- WRITTEN INSTRUCTION -
Restate the data exactly as given and keep the pictures out.

- EXTRACTED RECORDS -
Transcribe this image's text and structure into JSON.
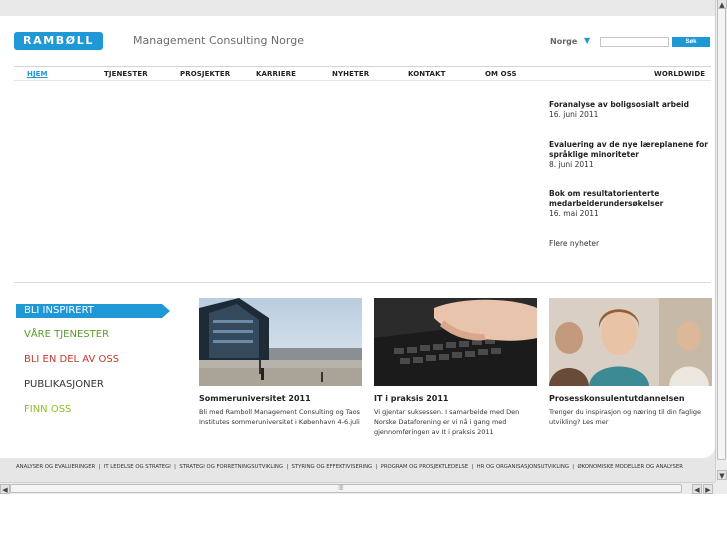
{
  "header": {
    "logo_text": "RAMBØLL",
    "tagline": "Management Consulting Norge",
    "language": "Norge",
    "search_placeholder": "",
    "search_button": "Søk"
  },
  "nav": {
    "items": [
      "HJEM",
      "TJENESTER",
      "PROSJEKTER",
      "KARRIERE",
      "NYHETER",
      "KONTAKT",
      "OM OSS",
      "WORLDWIDE"
    ]
  },
  "news": {
    "items": [
      {
        "title": "Foranalyse av boligsosialt arbeid",
        "date": "16. juni 2011"
      },
      {
        "title": "Evaluering av de nye læreplanene for språklige minoriteter",
        "date": "8. juni 2011"
      },
      {
        "title": "Bok om resultatorienterte medarbeiderundersøkelser",
        "date": "16. mai 2011"
      }
    ],
    "more": "Flere nyheter"
  },
  "left_menu": {
    "items": [
      "BLI INSPIRERT",
      "VÅRE TJENESTER",
      "BLI EN DEL AV OSS",
      "PUBLIKASJONER",
      "FINN OSS"
    ],
    "colors": [
      "#ffffff",
      "#5a9a2e",
      "#c0392b",
      "#333333",
      "#8cbf26"
    ]
  },
  "teasers": [
    {
      "title": "Sommeruniversitet 2011",
      "text": "Bli med Ramboll Management Consulting og Taos Institutes sommeruniversitet i København 4-6.juli"
    },
    {
      "title": "IT i praksis 2011",
      "text": "Vi gjentar suksessen. I samarbeide med Den Norske Dataforening er vi nå i gang med gjennomføringen av It i praksis 2011"
    },
    {
      "title": "Prosesskonsulentutdannelsen",
      "text": "Trenger du inspirasjon og næring til din faglige utvikling? Les mer"
    }
  ],
  "footer": {
    "links": [
      "ANALYSER OG EVALUERINGER",
      "IT LEDELSE OG STRATEGI",
      "STRATEGI OG FORRETNINGSUTVIKLING",
      "STYRING OG EFFEKTIVISERING",
      "PROGRAM OG PROSJEKTLEDELSE",
      "HR OG ORGANISASJONSUTVIKLING",
      "ØKONOMISKE MODELLER OG ANALYSER"
    ]
  }
}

- COMPLETED TASK -
Transcribe this image's text and structure into JSON.
{
  "header": {
    "logo_text": "RAMBØLL",
    "tagline": "Management Consulting Norge",
    "language": "Norge",
    "search_placeholder": "",
    "search_button": "Søk"
  },
  "nav": {
    "items": [
      "HJEM",
      "TJENESTER",
      "PROSJEKTER",
      "KARRIERE",
      "NYHETER",
      "KONTAKT",
      "OM OSS",
      "WORLDWIDE"
    ]
  },
  "news": {
    "items": [
      {
        "title": "Foranalyse av boligsosialt arbeid",
        "date": "16. juni 2011"
      },
      {
        "title": "Evaluering av de nye læreplanene for språklige minoriteter",
        "date": "8. juni 2011"
      },
      {
        "title": "Bok om resultatorienterte medarbeiderundersøkelser",
        "date": "16. mai 2011"
      }
    ],
    "more": "Flere nyheter"
  },
  "left_menu": {
    "items": [
      "BLI INSPIRERT",
      "VÅRE TJENESTER",
      "BLI EN DEL AV OSS",
      "PUBLIKASJONER",
      "FINN OSS"
    ],
    "colors": [
      "#ffffff",
      "#5a9a2e",
      "#c0392b",
      "#333333",
      "#8cbf26"
    ]
  },
  "teasers": [
    {
      "title": "Sommeruniversitet 2011",
      "text": "Bli med Ramboll Management Consulting og Taos Institutes sommeruniversitet i København 4-6.juli"
    },
    {
      "title": "IT i praksis 2011",
      "text": "Vi gjentar suksessen. I samarbeide med Den Norske Dataforening er vi nå i gang med gjennomføringen av It i praksis 2011"
    },
    {
      "title": "Prosesskonsulentutdannelsen",
      "text": "Trenger du inspirasjon og næring til din faglige utvikling? Les mer"
    }
  ],
  "footer": {
    "links": [
      "ANALYSER OG EVALUERINGER",
      "IT LEDELSE OG STRATEGI",
      "STRATEGI OG FORRETNINGSUTVIKLING",
      "STYRING OG EFFEKTIVISERING",
      "PROGRAM OG PROSJEKTLEDELSE",
      "HR OG ORGANISASJONSUTVIKLING",
      "ØKONOMISKE MODELLER OG ANALYSER"
    ]
  }
}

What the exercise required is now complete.